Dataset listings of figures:
········

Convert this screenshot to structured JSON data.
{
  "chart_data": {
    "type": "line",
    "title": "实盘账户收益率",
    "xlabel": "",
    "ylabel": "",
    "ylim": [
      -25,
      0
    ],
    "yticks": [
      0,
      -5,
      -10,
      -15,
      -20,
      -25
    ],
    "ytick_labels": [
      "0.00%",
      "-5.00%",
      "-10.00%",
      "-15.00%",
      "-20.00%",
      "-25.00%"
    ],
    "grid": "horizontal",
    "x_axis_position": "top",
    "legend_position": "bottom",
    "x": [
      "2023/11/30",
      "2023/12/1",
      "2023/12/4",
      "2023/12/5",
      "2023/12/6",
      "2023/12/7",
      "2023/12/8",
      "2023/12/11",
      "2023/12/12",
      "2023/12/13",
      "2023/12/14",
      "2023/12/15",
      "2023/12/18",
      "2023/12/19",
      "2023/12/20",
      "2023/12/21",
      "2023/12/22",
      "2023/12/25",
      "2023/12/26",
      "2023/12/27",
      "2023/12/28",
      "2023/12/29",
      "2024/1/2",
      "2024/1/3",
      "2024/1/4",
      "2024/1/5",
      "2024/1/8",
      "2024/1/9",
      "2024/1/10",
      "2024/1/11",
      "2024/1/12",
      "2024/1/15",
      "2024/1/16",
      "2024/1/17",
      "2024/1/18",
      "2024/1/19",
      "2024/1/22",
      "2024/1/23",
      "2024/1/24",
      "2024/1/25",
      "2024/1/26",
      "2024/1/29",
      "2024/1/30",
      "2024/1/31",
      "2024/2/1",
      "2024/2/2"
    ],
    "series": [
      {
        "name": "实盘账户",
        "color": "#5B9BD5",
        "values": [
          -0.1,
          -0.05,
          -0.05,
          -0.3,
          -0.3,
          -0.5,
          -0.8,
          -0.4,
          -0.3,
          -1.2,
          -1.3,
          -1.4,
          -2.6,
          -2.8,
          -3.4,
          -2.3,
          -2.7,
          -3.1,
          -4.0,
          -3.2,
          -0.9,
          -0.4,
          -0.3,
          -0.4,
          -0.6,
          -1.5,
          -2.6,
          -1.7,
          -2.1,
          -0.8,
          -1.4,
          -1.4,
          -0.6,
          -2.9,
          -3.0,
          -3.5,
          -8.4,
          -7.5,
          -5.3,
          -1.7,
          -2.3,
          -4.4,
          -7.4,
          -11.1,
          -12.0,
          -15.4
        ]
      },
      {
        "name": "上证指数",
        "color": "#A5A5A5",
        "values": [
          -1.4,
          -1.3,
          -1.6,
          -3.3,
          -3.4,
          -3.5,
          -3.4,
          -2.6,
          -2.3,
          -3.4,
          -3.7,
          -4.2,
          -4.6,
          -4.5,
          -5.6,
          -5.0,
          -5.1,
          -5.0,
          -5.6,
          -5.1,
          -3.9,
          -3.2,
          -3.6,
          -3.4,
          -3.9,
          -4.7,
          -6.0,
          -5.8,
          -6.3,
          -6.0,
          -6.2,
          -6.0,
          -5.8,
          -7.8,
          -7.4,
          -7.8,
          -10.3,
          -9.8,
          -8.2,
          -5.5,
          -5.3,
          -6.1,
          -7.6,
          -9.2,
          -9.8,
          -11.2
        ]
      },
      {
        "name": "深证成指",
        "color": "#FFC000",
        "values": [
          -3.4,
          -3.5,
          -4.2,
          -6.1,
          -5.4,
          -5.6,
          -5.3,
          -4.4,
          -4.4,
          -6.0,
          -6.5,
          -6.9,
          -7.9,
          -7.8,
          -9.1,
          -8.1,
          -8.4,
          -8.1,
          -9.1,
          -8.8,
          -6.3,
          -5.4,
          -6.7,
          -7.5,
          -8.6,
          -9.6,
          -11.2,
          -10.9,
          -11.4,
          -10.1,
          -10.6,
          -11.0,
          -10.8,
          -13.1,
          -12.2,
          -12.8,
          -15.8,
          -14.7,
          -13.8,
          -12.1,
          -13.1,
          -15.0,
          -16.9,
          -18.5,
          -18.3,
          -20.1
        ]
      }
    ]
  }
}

········

** The task **
All of the entries must be quoted exactly; please include each one.

** Reply **
Convert this screenshot to structured JSON data.
{
  "chart_data": {
    "type": "line",
    "title": "实盘账户收益率",
    "xlabel": "",
    "ylabel": "",
    "ylim": [
      -25,
      0
    ],
    "yticks": [
      0,
      -5,
      -10,
      -15,
      -20,
      -25
    ],
    "ytick_labels": [
      "0.00%",
      "-5.00%",
      "-10.00%",
      "-15.00%",
      "-20.00%",
      "-25.00%"
    ],
    "grid": "horizontal",
    "x_axis_position": "top",
    "legend_position": "bottom",
    "x": [
      "2023/11/30",
      "2023/12/1",
      "2023/12/4",
      "2023/12/5",
      "2023/12/6",
      "2023/12/7",
      "2023/12/8",
      "2023/12/11",
      "2023/12/12",
      "2023/12/13",
      "2023/12/14",
      "2023/12/15",
      "2023/12/18",
      "2023/12/19",
      "2023/12/20",
      "2023/12/21",
      "2023/12/22",
      "2023/12/25",
      "2023/12/26",
      "2023/12/27",
      "2023/12/28",
      "2023/12/29",
      "2024/1/2",
      "2024/1/3",
      "2024/1/4",
      "2024/1/5",
      "2024/1/8",
      "2024/1/9",
      "2024/1/10",
      "2024/1/11",
      "2024/1/12",
      "2024/1/15",
      "2024/1/16",
      "2024/1/17",
      "2024/1/18",
      "2024/1/19",
      "2024/1/22",
      "2024/1/23",
      "2024/1/24",
      "2024/1/25",
      "2024/1/26",
      "2024/1/29",
      "2024/1/30",
      "2024/1/31",
      "2024/2/1",
      "2024/2/2"
    ],
    "series": [
      {
        "name": "实盘账户",
        "color": "#5B9BD5",
        "values": [
          -0.1,
          -0.05,
          -0.05,
          -0.3,
          -0.3,
          -0.5,
          -0.8,
          -0.4,
          -0.3,
          -1.2,
          -1.3,
          -1.4,
          -2.6,
          -2.8,
          -3.4,
          -2.3,
          -2.7,
          -3.1,
          -4.0,
          -3.2,
          -0.9,
          -0.4,
          -0.3,
          -0.4,
          -0.6,
          -1.5,
          -2.6,
          -1.7,
          -2.1,
          -0.8,
          -1.4,
          -1.4,
          -0.6,
          -2.9,
          -3.0,
          -3.5,
          -8.4,
          -7.5,
          -5.3,
          -1.7,
          -2.3,
          -4.4,
          -7.4,
          -11.1,
          -12.0,
          -15.4
        ]
      },
      {
        "name": "上证指数",
        "color": "#A5A5A5",
        "values": [
          -1.4,
          -1.3,
          -1.6,
          -3.3,
          -3.4,
          -3.5,
          -3.4,
          -2.6,
          -2.3,
          -3.4,
          -3.7,
          -4.2,
          -4.6,
          -4.5,
          -5.6,
          -5.0,
          -5.1,
          -5.0,
          -5.6,
          -5.1,
          -3.9,
          -3.2,
          -3.6,
          -3.4,
          -3.9,
          -4.7,
          -6.0,
          -5.8,
          -6.3,
          -6.0,
          -6.2,
          -6.0,
          -5.8,
          -7.8,
          -7.4,
          -7.8,
          -10.3,
          -9.8,
          -8.2,
          -5.5,
          -5.3,
          -6.1,
          -7.6,
          -9.2,
          -9.8,
          -11.2
        ]
      },
      {
        "name": "深证成指",
        "color": "#FFC000",
        "values": [
          -3.4,
          -3.5,
          -4.2,
          -6.1,
          -5.4,
          -5.6,
          -5.3,
          -4.4,
          -4.4,
          -6.0,
          -6.5,
          -6.9,
          -7.9,
          -7.8,
          -9.1,
          -8.1,
          -8.4,
          -8.1,
          -9.1,
          -8.8,
          -6.3,
          -5.4,
          -6.7,
          -7.5,
          -8.6,
          -9.6,
          -11.2,
          -10.9,
          -11.4,
          -10.1,
          -10.6,
          -11.0,
          -10.8,
          -13.1,
          -12.2,
          -12.8,
          -15.8,
          -14.7,
          -13.8,
          -12.1,
          -13.1,
          -15.0,
          -16.9,
          -18.5,
          -18.3,
          -20.1
        ]
      }
    ]
  }
}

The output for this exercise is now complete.